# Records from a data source

◇ ◇ ◇ ◇ ◇ ◇ ◇

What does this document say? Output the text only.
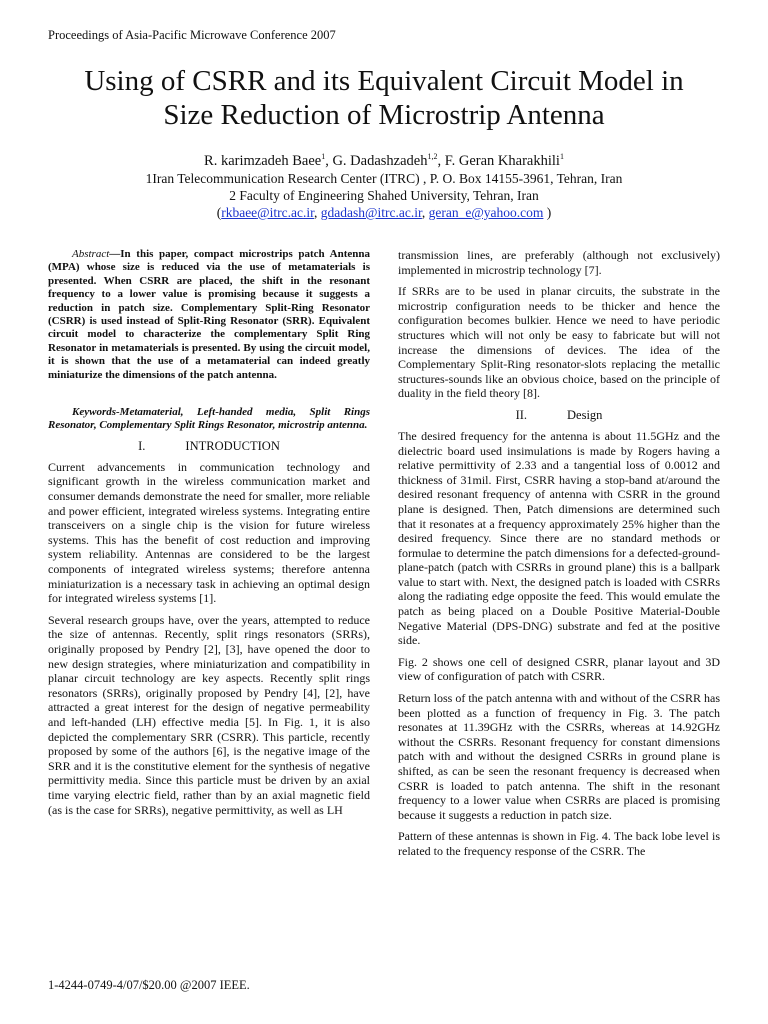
Proceedings of Asia-Pacific Microwave Conference 2007
Using of CSRR and its Equivalent Circuit Model in
Size Reduction of Microstrip Antenna
R. karimzadeh Baee$^1$, G. Dadashzadeh$^{1,2}$, F. Geran Kharakhili$^1$
1Iran Telecommunication Research Center (ITRC) , P. O. Box 14155-3961, Tehran, Iran
2 Faculty of Engineering Shahed University, Tehran, Iran
(rkbaee@itrc.ac.ir, gdadash@itrc.ac.ir, geran_e@yahoo.com )

Abstract—In this paper, compact microstrips patch Antenna (MPA) whose size is reduced via the use of metamaterials is presented. When CSRR are placed, the shift in the resonant frequency to a lower value is promising because it suggests a reduction in patch size. Complementary Split-Ring Resonator (CSRR) is used instead of Split-Ring Resonator (SRR). Equivalent circuit model to characterize the complementary Split Ring Resonator in metamaterials is presented. By using the circuit model, it is shown that the use of a metamaterial can indeed greatly miniaturize the dimensions of the patch antenna.

Keywords-Metamaterial, Left-handed media, Split Rings Resonator, Complementary Split Rings Resonator, microstrip antenna.

I.	INTRODUCTION

Current advancements in communication technology and significant growth in the wireless communication market and consumer demands demonstrate the need for smaller, more reliable and power efficient, integrated wireless systems. Integrating entire transceivers on a single chip is the vision for future wireless systems. This has the benefit of cost reduction and improving system reliability. Antennas are considered to be the largest components of integrated wireless systems; therefore antenna miniaturization is a necessary task in achieving an optimal design for integrated wireless systems [1].

Several research groups have, over the years, attempted to reduce the size of antennas. Recently, split rings resonators (SRRs), originally proposed by Pendry [2], [3], have opened the door to new design strategies, where miniaturization and compatibility in planar circuit technology are key aspects. Recently split rings resonators (SRRs), originally proposed by Pendry [4], [2], have attracted a great interest for the design of negative permeability and left-handed (LH) effective media [5]. In Fig. 1, it is also depicted the complementary SRR (CSRR). This particle, recently proposed by some of the authors [6], is the negative image of the SRR and it is the constitutive element for the synthesis of negative permittivity media. Since this particle must be driven by an axial time varying electric field, rather than by an axial magnetic field (as is the case for SRRs), negative permittivity, as well as LH

transmission lines, are preferably (although not exclusively) implemented in microstrip technology [7].

If SRRs are to be used in planar circuits, the substrate in the microstrip configuration needs to be thicker and hence the configuration becomes bulkier. Hence we need to have periodic structures which will not only be easy to fabricate but will not increase the dimensions of devices. The idea of the Complementary Split-Ring resonator-slots replacing the metallic structures-sounds like an obvious choice, based on the principle of duality in the field theory [8].

II.	Design

The desired frequency for the antenna is about 11.5GHz and the dielectric board used insimulations is made by Rogers having a relative permittivity of 2.33 and a tangential loss of 0.0012 and thickness of 31mil. First, CSRR having a stop-band at/around the desired resonant frequency of antenna with CSRR in the ground plane is designed. Then, Patch dimensions are determined such that it resonates at a frequency approximately 25% higher than the desired frequency. Since there are no standard methods or formulae to determine the patch dimensions for a defected-ground-plane-patch (patch with CSRRs in ground plane) this is a ballpark value to start with. Next, the designed patch is loaded with CSRRs along the radiating edge opposite the feed. This would emulate the patch as being placed on a Double Positive Material-Double Negative Material (DPS-DNG) substrate and fed at the positive side.

Fig. 2 shows one cell of designed CSRR, planar layout and 3D view of configuration of patch with CSRR.

Return loss of the patch antenna with and without of the CSRR has been plotted as a function of frequency in Fig. 3. The patch resonates at 11.39GHz with the CSRRs, whereas at 14.92GHz without the CSRRs. Resonant frequency for constant dimensions patch with and without the designed CSRRs in ground plane is shifted, as can be seen the resonant frequency is decreased when CSRR is loaded to patch antenna. The shift in the resonant frequency to a lower value when CSRRs are placed is promising because it suggests a reduction in patch size.

Pattern of these antennas is shown in Fig. 4. The back lobe level is related to the frequency response of the CSRR. The

1-4244-0749-4/07/$20.00 @2007 IEEE.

◇ ◇ ◇ ◇ ◇ ◇ ◇

# Stated goal
For the material, find the number of lines holding the word "need" and give that figure and nothing more.

# Expected answer
2